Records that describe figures
========================================================================
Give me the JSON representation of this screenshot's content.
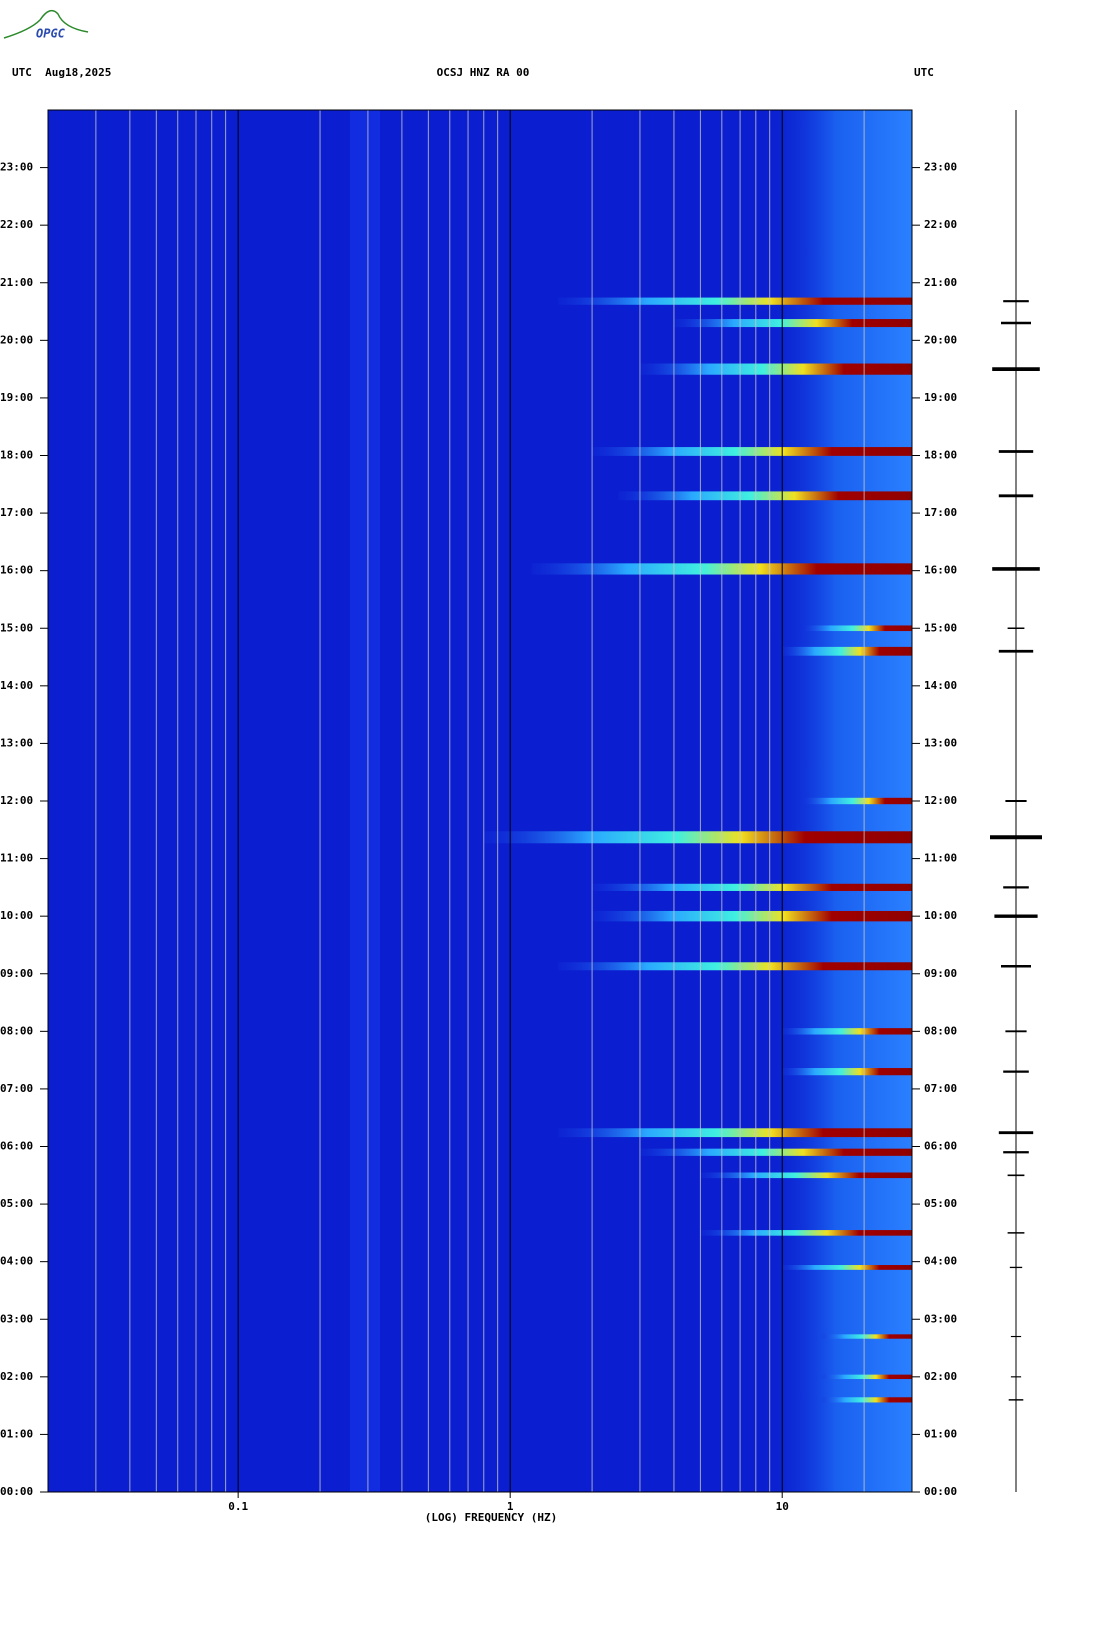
{
  "logo": "OPGC",
  "chart_data": {
    "type": "spectrogram",
    "title": "OCSJ HNZ RA 00",
    "date_label": "UTC  Aug18,2025",
    "timezone_label": "UTC",
    "x_label": "(LOG) FREQUENCY (HZ)",
    "xscale": "log",
    "xlim": [
      0.02,
      30
    ],
    "xticks": [
      0.1,
      1,
      10
    ],
    "xminorticks": [
      0.03,
      0.04,
      0.05,
      0.06,
      0.07,
      0.08,
      0.09,
      0.2,
      0.3,
      0.4,
      0.5,
      0.6,
      0.7,
      0.8,
      0.9,
      2,
      3,
      4,
      5,
      6,
      7,
      8,
      9,
      20
    ],
    "ylim": [
      0,
      24
    ],
    "yticks": [
      {
        "value": 0,
        "label": "00:00"
      },
      {
        "value": 1,
        "label": "01:00"
      },
      {
        "value": 2,
        "label": "02:00"
      },
      {
        "value": 3,
        "label": "03:00"
      },
      {
        "value": 4,
        "label": "04:00"
      },
      {
        "value": 5,
        "label": "05:00"
      },
      {
        "value": 6,
        "label": "06:00"
      },
      {
        "value": 7,
        "label": "07:00"
      },
      {
        "value": 8,
        "label": "08:00"
      },
      {
        "value": 9,
        "label": "09:00"
      },
      {
        "value": 10,
        "label": "10:00"
      },
      {
        "value": 11,
        "label": "11:00"
      },
      {
        "value": 12,
        "label": "12:00"
      },
      {
        "value": 13,
        "label": "13:00"
      },
      {
        "value": 14,
        "label": "14:00"
      },
      {
        "value": 15,
        "label": "15:00"
      },
      {
        "value": 16,
        "label": "16:00"
      },
      {
        "value": 17,
        "label": "17:00"
      },
      {
        "value": 18,
        "label": "18:00"
      },
      {
        "value": 19,
        "label": "19:00"
      },
      {
        "value": 20,
        "label": "20:00"
      },
      {
        "value": 21,
        "label": "21:00"
      },
      {
        "value": 22,
        "label": "22:00"
      },
      {
        "value": 23,
        "label": "23:00"
      }
    ],
    "events": [
      {
        "time": 20.68,
        "fmin": 1.5,
        "amplitude": 0.4
      },
      {
        "time": 20.3,
        "fmin": 4,
        "amplitude": 0.5
      },
      {
        "time": 19.5,
        "fmin": 3,
        "amplitude": 0.9
      },
      {
        "time": 18.07,
        "fmin": 2,
        "amplitude": 0.6
      },
      {
        "time": 17.3,
        "fmin": 2.5,
        "amplitude": 0.6
      },
      {
        "time": 16.03,
        "fmin": 1.2,
        "amplitude": 0.9
      },
      {
        "time": 15.0,
        "fmin": 12,
        "amplitude": 0.2
      },
      {
        "time": 14.6,
        "fmin": 10,
        "amplitude": 0.6
      },
      {
        "time": 12.0,
        "fmin": 12,
        "amplitude": 0.3
      },
      {
        "time": 11.37,
        "fmin": 0.8,
        "amplitude": 1.0
      },
      {
        "time": 10.5,
        "fmin": 2,
        "amplitude": 0.4
      },
      {
        "time": 10.0,
        "fmin": 2,
        "amplitude": 0.8
      },
      {
        "time": 9.13,
        "fmin": 1.5,
        "amplitude": 0.5
      },
      {
        "time": 8.0,
        "fmin": 10,
        "amplitude": 0.3
      },
      {
        "time": 7.3,
        "fmin": 10,
        "amplitude": 0.4
      },
      {
        "time": 6.24,
        "fmin": 1.5,
        "amplitude": 0.6
      },
      {
        "time": 5.9,
        "fmin": 3,
        "amplitude": 0.4
      },
      {
        "time": 5.5,
        "fmin": 5,
        "amplitude": 0.2
      },
      {
        "time": 4.5,
        "fmin": 5,
        "amplitude": 0.2
      },
      {
        "time": 3.9,
        "fmin": 10,
        "amplitude": 0.1
      },
      {
        "time": 2.7,
        "fmin": 14,
        "amplitude": 0.05
      },
      {
        "time": 2.0,
        "fmin": 14,
        "amplitude": 0.05
      },
      {
        "time": 1.6,
        "fmin": 14,
        "amplitude": 0.15
      }
    ]
  }
}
========================================================================
### STATED EXERCISE
Retype the entries word for word. Omit any images.

### FINISHED TASK
Give me the JSON representation of this screenshot's content.
{
  "logo": "OPGC",
  "chart_data": {
    "type": "spectrogram",
    "title": "OCSJ HNZ RA 00",
    "date_label": "UTC  Aug18,2025",
    "timezone_label": "UTC",
    "x_label": "(LOG) FREQUENCY (HZ)",
    "xscale": "log",
    "xlim": [
      0.02,
      30
    ],
    "xticks": [
      0.1,
      1,
      10
    ],
    "xminorticks": [
      0.03,
      0.04,
      0.05,
      0.06,
      0.07,
      0.08,
      0.09,
      0.2,
      0.3,
      0.4,
      0.5,
      0.6,
      0.7,
      0.8,
      0.9,
      2,
      3,
      4,
      5,
      6,
      7,
      8,
      9,
      20
    ],
    "ylim": [
      0,
      24
    ],
    "yticks": [
      {
        "value": 0,
        "label": "00:00"
      },
      {
        "value": 1,
        "label": "01:00"
      },
      {
        "value": 2,
        "label": "02:00"
      },
      {
        "value": 3,
        "label": "03:00"
      },
      {
        "value": 4,
        "label": "04:00"
      },
      {
        "value": 5,
        "label": "05:00"
      },
      {
        "value": 6,
        "label": "06:00"
      },
      {
        "value": 7,
        "label": "07:00"
      },
      {
        "value": 8,
        "label": "08:00"
      },
      {
        "value": 9,
        "label": "09:00"
      },
      {
        "value": 10,
        "label": "10:00"
      },
      {
        "value": 11,
        "label": "11:00"
      },
      {
        "value": 12,
        "label": "12:00"
      },
      {
        "value": 13,
        "label": "13:00"
      },
      {
        "value": 14,
        "label": "14:00"
      },
      {
        "value": 15,
        "label": "15:00"
      },
      {
        "value": 16,
        "label": "16:00"
      },
      {
        "value": 17,
        "label": "17:00"
      },
      {
        "value": 18,
        "label": "18:00"
      },
      {
        "value": 19,
        "label": "19:00"
      },
      {
        "value": 20,
        "label": "20:00"
      },
      {
        "value": 21,
        "label": "21:00"
      },
      {
        "value": 22,
        "label": "22:00"
      },
      {
        "value": 23,
        "label": "23:00"
      }
    ],
    "events": [
      {
        "time": 20.68,
        "fmin": 1.5,
        "amplitude": 0.4
      },
      {
        "time": 20.3,
        "fmin": 4,
        "amplitude": 0.5
      },
      {
        "time": 19.5,
        "fmin": 3,
        "amplitude": 0.9
      },
      {
        "time": 18.07,
        "fmin": 2,
        "amplitude": 0.6
      },
      {
        "time": 17.3,
        "fmin": 2.5,
        "amplitude": 0.6
      },
      {
        "time": 16.03,
        "fmin": 1.2,
        "amplitude": 0.9
      },
      {
        "time": 15.0,
        "fmin": 12,
        "amplitude": 0.2
      },
      {
        "time": 14.6,
        "fmin": 10,
        "amplitude": 0.6
      },
      {
        "time": 12.0,
        "fmin": 12,
        "amplitude": 0.3
      },
      {
        "time": 11.37,
        "fmin": 0.8,
        "amplitude": 1.0
      },
      {
        "time": 10.5,
        "fmin": 2,
        "amplitude": 0.4
      },
      {
        "time": 10.0,
        "fmin": 2,
        "amplitude": 0.8
      },
      {
        "time": 9.13,
        "fmin": 1.5,
        "amplitude": 0.5
      },
      {
        "time": 8.0,
        "fmin": 10,
        "amplitude": 0.3
      },
      {
        "time": 7.3,
        "fmin": 10,
        "amplitude": 0.4
      },
      {
        "time": 6.24,
        "fmin": 1.5,
        "amplitude": 0.6
      },
      {
        "time": 5.9,
        "fmin": 3,
        "amplitude": 0.4
      },
      {
        "time": 5.5,
        "fmin": 5,
        "amplitude": 0.2
      },
      {
        "time": 4.5,
        "fmin": 5,
        "amplitude": 0.2
      },
      {
        "time": 3.9,
        "fmin": 10,
        "amplitude": 0.1
      },
      {
        "time": 2.7,
        "fmin": 14,
        "amplitude": 0.05
      },
      {
        "time": 2.0,
        "fmin": 14,
        "amplitude": 0.05
      },
      {
        "time": 1.6,
        "fmin": 14,
        "amplitude": 0.15
      }
    ]
  }
}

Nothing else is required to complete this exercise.